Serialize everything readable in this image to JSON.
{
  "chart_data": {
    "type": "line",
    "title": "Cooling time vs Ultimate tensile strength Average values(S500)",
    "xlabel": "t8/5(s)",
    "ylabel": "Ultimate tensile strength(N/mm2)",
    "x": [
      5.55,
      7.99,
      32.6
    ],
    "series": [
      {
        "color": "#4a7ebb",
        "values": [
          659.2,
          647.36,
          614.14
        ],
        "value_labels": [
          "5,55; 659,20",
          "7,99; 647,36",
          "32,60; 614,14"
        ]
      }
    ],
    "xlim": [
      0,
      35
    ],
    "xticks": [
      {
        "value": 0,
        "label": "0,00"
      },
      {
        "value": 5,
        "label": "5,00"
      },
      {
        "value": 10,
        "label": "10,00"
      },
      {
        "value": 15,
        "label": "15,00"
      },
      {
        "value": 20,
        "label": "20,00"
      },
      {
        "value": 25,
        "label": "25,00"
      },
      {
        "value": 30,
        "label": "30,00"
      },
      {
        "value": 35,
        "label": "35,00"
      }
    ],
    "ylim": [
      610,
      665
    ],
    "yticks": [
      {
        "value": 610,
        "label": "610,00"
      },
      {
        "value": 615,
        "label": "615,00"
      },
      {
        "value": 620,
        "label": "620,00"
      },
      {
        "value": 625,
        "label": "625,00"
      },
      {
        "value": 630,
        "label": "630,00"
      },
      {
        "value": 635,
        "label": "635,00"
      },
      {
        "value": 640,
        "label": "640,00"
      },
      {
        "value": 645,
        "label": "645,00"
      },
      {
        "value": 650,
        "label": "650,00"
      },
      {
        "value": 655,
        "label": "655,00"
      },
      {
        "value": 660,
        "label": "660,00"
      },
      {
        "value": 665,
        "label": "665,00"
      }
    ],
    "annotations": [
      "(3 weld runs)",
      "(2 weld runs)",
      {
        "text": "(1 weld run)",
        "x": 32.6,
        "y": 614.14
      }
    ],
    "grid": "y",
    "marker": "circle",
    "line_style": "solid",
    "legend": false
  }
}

++++++++

DIRECTION
Return every entry exactly as given.

COMPLETE OUTPUT
Serialize everything readable in this image to JSON.
{
  "chart_data": {
    "type": "line",
    "title": "Cooling time vs Ultimate tensile strength Average values(S500)",
    "xlabel": "t8/5(s)",
    "ylabel": "Ultimate tensile strength(N/mm2)",
    "x": [
      5.55,
      7.99,
      32.6
    ],
    "series": [
      {
        "color": "#4a7ebb",
        "values": [
          659.2,
          647.36,
          614.14
        ],
        "value_labels": [
          "5,55; 659,20",
          "7,99; 647,36",
          "32,60; 614,14"
        ]
      }
    ],
    "xlim": [
      0,
      35
    ],
    "xticks": [
      {
        "value": 0,
        "label": "0,00"
      },
      {
        "value": 5,
        "label": "5,00"
      },
      {
        "value": 10,
        "label": "10,00"
      },
      {
        "value": 15,
        "label": "15,00"
      },
      {
        "value": 20,
        "label": "20,00"
      },
      {
        "value": 25,
        "label": "25,00"
      },
      {
        "value": 30,
        "label": "30,00"
      },
      {
        "value": 35,
        "label": "35,00"
      }
    ],
    "ylim": [
      610,
      665
    ],
    "yticks": [
      {
        "value": 610,
        "label": "610,00"
      },
      {
        "value": 615,
        "label": "615,00"
      },
      {
        "value": 620,
        "label": "620,00"
      },
      {
        "value": 625,
        "label": "625,00"
      },
      {
        "value": 630,
        "label": "630,00"
      },
      {
        "value": 635,
        "label": "635,00"
      },
      {
        "value": 640,
        "label": "640,00"
      },
      {
        "value": 645,
        "label": "645,00"
      },
      {
        "value": 650,
        "label": "650,00"
      },
      {
        "value": 655,
        "label": "655,00"
      },
      {
        "value": 660,
        "label": "660,00"
      },
      {
        "value": 665,
        "label": "665,00"
      }
    ],
    "annotations": [
      "(3 weld runs)",
      "(2 weld runs)",
      {
        "text": "(1 weld run)",
        "x": 32.6,
        "y": 614.14
      }
    ],
    "grid": "y",
    "marker": "circle",
    "line_style": "solid",
    "legend": false
  }
}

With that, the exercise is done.